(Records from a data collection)
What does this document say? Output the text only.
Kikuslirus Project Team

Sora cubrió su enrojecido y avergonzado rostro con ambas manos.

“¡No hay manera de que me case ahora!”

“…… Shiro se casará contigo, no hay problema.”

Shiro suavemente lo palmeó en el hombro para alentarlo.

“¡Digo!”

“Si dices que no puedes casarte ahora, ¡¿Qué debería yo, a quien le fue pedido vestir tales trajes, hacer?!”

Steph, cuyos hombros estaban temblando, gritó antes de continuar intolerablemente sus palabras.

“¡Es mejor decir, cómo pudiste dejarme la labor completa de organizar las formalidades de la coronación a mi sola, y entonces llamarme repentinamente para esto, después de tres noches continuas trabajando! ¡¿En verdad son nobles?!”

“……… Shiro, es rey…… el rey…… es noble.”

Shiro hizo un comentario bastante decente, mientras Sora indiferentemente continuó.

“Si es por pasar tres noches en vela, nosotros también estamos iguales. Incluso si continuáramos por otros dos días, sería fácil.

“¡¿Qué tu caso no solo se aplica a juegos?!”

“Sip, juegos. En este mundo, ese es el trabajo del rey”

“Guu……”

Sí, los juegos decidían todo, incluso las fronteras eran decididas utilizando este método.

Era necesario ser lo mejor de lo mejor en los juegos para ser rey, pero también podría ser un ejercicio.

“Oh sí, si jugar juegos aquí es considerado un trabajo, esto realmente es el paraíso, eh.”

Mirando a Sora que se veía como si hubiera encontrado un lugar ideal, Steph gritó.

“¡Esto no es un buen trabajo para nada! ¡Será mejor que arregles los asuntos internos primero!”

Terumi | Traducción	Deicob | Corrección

# [Task requirements]
Return all of the entries exactly as written.

# [Answer below]
What does this document say? Output the text only.
Kikuslirus Project Team

Sora cubrió su enrojecido y avergonzado rostro con ambas manos.

“¡No hay manera de que me case ahora!”

“…… Shiro se casará contigo, no hay problema.”

Shiro suavemente lo palmeó en el hombro para alentarlo.

“¡Digo!”

“Si dices que no puedes casarte ahora, ¡¿Qué debería yo, a quien le fue pedido vestir tales trajes, hacer?!”

Steph, cuyos hombros estaban temblando, gritó antes de continuar intolerablemente sus palabras.

“¡Es mejor decir, cómo pudiste dejarme la labor completa de organizar las formalidades de la coronación a mi sola, y entonces llamarme repentinamente para esto, después de tres noches continuas trabajando! ¡¿En verdad son nobles?!”

“……… Shiro, es rey…… el rey…… es noble.”

Shiro hizo un comentario bastante decente, mientras Sora indiferentemente continuó.

“Si es por pasar tres noches en vela, nosotros también estamos iguales. Incluso si continuáramos por otros dos días, sería fácil.

“¡¿Qué tu caso no solo se aplica a juegos?!”

“Sip, juegos. En este mundo, ese es el trabajo del rey”

“Guu……”

Sí, los juegos decidían todo, incluso las fronteras eran decididas utilizando este método.

Era necesario ser lo mejor de lo mejor en los juegos para ser rey, pero también podría ser un ejercicio.

“Oh sí, si jugar juegos aquí es considerado un trabajo, esto realmente es el paraíso, eh.”

Mirando a Sora que se veía como si hubiera encontrado un lugar ideal, Steph gritó.

“¡Esto no es un buen trabajo para nada! ¡Será mejor que arregles los asuntos internos primero!”

Terumi | Traducción	Deicob | Corrección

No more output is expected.